→ Task: The data must be returned in full and exactly as given.

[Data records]
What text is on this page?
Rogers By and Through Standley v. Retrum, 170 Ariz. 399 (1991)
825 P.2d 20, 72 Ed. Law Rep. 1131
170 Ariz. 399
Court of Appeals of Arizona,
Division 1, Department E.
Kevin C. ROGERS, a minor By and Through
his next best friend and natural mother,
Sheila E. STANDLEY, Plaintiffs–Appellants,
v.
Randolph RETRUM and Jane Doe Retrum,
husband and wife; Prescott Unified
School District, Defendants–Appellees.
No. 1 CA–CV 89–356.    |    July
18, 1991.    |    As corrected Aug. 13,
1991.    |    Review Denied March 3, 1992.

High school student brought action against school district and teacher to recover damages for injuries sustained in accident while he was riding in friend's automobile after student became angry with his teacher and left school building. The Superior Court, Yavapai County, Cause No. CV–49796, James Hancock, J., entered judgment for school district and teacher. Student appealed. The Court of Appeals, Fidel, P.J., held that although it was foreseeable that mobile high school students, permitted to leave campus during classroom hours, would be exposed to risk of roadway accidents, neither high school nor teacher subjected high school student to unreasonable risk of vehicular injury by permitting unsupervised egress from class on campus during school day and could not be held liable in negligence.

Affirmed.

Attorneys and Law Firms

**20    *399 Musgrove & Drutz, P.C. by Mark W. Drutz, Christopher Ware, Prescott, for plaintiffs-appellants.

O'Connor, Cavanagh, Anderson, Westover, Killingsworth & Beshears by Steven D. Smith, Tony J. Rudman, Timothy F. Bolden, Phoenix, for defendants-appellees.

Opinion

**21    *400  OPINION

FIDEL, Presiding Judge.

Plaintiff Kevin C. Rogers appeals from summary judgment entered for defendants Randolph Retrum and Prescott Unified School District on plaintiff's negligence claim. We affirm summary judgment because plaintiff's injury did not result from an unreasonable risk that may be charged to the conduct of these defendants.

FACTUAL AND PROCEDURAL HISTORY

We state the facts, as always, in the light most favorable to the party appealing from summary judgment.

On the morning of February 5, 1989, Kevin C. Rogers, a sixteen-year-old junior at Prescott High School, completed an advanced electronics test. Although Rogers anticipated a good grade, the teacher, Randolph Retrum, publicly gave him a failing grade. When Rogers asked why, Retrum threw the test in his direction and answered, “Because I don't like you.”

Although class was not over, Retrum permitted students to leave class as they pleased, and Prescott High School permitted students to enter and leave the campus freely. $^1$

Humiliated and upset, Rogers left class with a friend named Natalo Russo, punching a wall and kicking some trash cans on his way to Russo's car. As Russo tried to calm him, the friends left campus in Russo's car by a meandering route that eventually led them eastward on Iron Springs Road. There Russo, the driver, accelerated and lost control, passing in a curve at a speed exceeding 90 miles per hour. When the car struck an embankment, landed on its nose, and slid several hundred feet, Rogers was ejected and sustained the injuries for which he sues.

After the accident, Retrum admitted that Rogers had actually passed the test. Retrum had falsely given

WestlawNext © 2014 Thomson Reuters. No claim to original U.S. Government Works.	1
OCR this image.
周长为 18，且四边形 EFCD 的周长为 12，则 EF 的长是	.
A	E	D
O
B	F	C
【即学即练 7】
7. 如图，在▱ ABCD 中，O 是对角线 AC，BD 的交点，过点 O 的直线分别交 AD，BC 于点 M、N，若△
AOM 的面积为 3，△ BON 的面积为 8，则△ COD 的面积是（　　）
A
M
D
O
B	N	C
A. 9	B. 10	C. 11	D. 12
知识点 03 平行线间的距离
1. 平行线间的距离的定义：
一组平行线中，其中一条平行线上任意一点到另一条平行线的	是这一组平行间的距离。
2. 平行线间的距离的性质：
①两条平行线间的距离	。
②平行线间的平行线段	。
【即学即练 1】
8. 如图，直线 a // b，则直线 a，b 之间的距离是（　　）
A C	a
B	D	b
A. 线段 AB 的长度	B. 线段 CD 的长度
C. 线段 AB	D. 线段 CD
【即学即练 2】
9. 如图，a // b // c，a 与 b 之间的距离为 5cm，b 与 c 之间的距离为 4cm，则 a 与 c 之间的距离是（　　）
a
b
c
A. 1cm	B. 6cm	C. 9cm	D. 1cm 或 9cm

→ Exercise result:
What text is on this page?
Rogers By and Through Standley v. Retrum, 170 Ariz. 399 (1991)
825 P.2d 20, 72 Ed. Law Rep. 1131
170 Ariz. 399
Court of Appeals of Arizona,
Division 1, Department E.
Kevin C. ROGERS, a minor By and Through
his next best friend and natural mother,
Sheila E. STANDLEY, Plaintiffs–Appellants,
v.
Randolph RETRUM and Jane Doe Retrum,
husband and wife; Prescott Unified
School District, Defendants–Appellees.
No. 1 CA–CV 89–356.    |    July
18, 1991.    |    As corrected Aug. 13,
1991.    |    Review Denied March 3, 1992.

High school student brought action against school district and teacher to recover damages for injuries sustained in accident while he was riding in friend's automobile after student became angry with his teacher and left school building. The Superior Court, Yavapai County, Cause No. CV–49796, James Hancock, J., entered judgment for school district and teacher. Student appealed. The Court of Appeals, Fidel, P.J., held that although it was foreseeable that mobile high school students, permitted to leave campus during classroom hours, would be exposed to risk of roadway accidents, neither high school nor teacher subjected high school student to unreasonable risk of vehicular injury by permitting unsupervised egress from class on campus during school day and could not be held liable in negligence.

Affirmed.

Attorneys and Law Firms

**20    *399 Musgrove & Drutz, P.C. by Mark W. Drutz, Christopher Ware, Prescott, for plaintiffs-appellants.

O'Connor, Cavanagh, Anderson, Westover, Killingsworth & Beshears by Steven D. Smith, Tony J. Rudman, Timothy F. Bolden, Phoenix, for defendants-appellees.

Opinion

**21    *400  OPINION

FIDEL, Presiding Judge.

Plaintiff Kevin C. Rogers appeals from summary judgment entered for defendants Randolph Retrum and Prescott Unified School District on plaintiff's negligence claim. We affirm summary judgment because plaintiff's injury did not result from an unreasonable risk that may be charged to the conduct of these defendants.

FACTUAL AND PROCEDURAL HISTORY

We state the facts, as always, in the light most favorable to the party appealing from summary judgment.

On the morning of February 5, 1989, Kevin C. Rogers, a sixteen-year-old junior at Prescott High School, completed an advanced electronics test. Although Rogers anticipated a good grade, the teacher, Randolph Retrum, publicly gave him a failing grade. When Rogers asked why, Retrum threw the test in his direction and answered, “Because I don't like you.”

Although class was not over, Retrum permitted students to leave class as they pleased, and Prescott High School permitted students to enter and leave the campus freely. $^1$

Humiliated and upset, Rogers left class with a friend named Natalo Russo, punching a wall and kicking some trash cans on his way to Russo's car. As Russo tried to calm him, the friends left campus in Russo's car by a meandering route that eventually led them eastward on Iron Springs Road. There Russo, the driver, accelerated and lost control, passing in a curve at a speed exceeding 90 miles per hour. When the car struck an embankment, landed on its nose, and slid several hundred feet, Rogers was ejected and sustained the injuries for which he sues.

After the accident, Retrum admitted that Rogers had actually passed the test. Retrum had falsely given

WestlawNext © 2014 Thomson Reuters. No claim to original U.S. Government Works.	1
OCR this image.
周长为 18，且四边形 EFCD 的周长为 12，则 EF 的长是	.
A	E	D
O
B	F	C
【即学即练 7】
7. 如图，在▱ ABCD 中，O 是对角线 AC，BD 的交点，过点 O 的直线分别交 AD，BC 于点 M、N，若△
AOM 的面积为 3，△ BON 的面积为 8，则△ COD 的面积是（　　）
A
M
D
O
B	N	C
A. 9	B. 10	C. 11	D. 12
知识点 03 平行线间的距离
1. 平行线间的距离的定义：
一组平行线中，其中一条平行线上任意一点到另一条平行线的	是这一组平行间的距离。
2. 平行线间的距离的性质：
①两条平行线间的距离	。
②平行线间的平行线段	。
【即学即练 1】
8. 如图，直线 a // b，则直线 a，b 之间的距离是（　　）
A C	a
B	D	b
A. 线段 AB 的长度	B. 线段 CD 的长度
C. 线段 AB	D. 线段 CD
【即学即练 2】
9. 如图，a // b // c，a 与 b 之间的距离为 5cm，b 与 c 之间的距离为 4cm，则 a 与 c 之间的距离是（　　）
a
b
c
A. 1cm	B. 6cm	C. 9cm	D. 1cm 或 9cm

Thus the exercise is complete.